## [Aim of the task]
Restate each entry word for word, leaving nothing out.

•••

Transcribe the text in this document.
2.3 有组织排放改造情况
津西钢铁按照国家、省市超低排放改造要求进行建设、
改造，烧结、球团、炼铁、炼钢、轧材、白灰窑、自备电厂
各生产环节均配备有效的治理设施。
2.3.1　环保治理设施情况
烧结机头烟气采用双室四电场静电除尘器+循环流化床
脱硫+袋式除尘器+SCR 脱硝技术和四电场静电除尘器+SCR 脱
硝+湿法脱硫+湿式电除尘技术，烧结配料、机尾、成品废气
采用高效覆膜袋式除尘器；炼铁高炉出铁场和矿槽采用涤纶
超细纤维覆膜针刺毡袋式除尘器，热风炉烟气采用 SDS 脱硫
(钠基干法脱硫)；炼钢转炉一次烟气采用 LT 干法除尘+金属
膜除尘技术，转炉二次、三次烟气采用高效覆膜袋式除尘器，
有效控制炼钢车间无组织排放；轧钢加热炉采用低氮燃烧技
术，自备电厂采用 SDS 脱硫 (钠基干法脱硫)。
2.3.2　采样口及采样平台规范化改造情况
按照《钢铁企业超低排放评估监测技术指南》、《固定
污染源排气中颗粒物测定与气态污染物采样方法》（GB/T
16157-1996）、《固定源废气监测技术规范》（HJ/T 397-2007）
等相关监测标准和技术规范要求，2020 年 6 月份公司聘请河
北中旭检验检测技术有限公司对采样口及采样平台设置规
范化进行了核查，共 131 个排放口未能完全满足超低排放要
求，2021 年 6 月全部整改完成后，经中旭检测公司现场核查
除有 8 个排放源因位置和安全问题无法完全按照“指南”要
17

•••

## [Solution]
Transcribe the text in this document.
2.3 有组织排放改造情况
津西钢铁按照国家、省市超低排放改造要求进行建设、
改造，烧结、球团、炼铁、炼钢、轧材、白灰窑、自备电厂
各生产环节均配备有效的治理设施。
2.3.1　环保治理设施情况
烧结机头烟气采用双室四电场静电除尘器+循环流化床
脱硫+袋式除尘器+SCR 脱硝技术和四电场静电除尘器+SCR 脱
硝+湿法脱硫+湿式电除尘技术，烧结配料、机尾、成品废气
采用高效覆膜袋式除尘器；炼铁高炉出铁场和矿槽采用涤纶
超细纤维覆膜针刺毡袋式除尘器，热风炉烟气采用 SDS 脱硫
(钠基干法脱硫)；炼钢转炉一次烟气采用 LT 干法除尘+金属
膜除尘技术，转炉二次、三次烟气采用高效覆膜袋式除尘器，
有效控制炼钢车间无组织排放；轧钢加热炉采用低氮燃烧技
术，自备电厂采用 SDS 脱硫 (钠基干法脱硫)。
2.3.2　采样口及采样平台规范化改造情况
按照《钢铁企业超低排放评估监测技术指南》、《固定
污染源排气中颗粒物测定与气态污染物采样方法》（GB/T
16157-1996）、《固定源废气监测技术规范》（HJ/T 397-2007）
等相关监测标准和技术规范要求，2020 年 6 月份公司聘请河
北中旭检验检测技术有限公司对采样口及采样平台设置规
范化进行了核查，共 131 个排放口未能完全满足超低排放要
求，2021 年 6 月全部整改完成后，经中旭检测公司现场核查
除有 8 个排放源因位置和安全问题无法完全按照“指南”要
17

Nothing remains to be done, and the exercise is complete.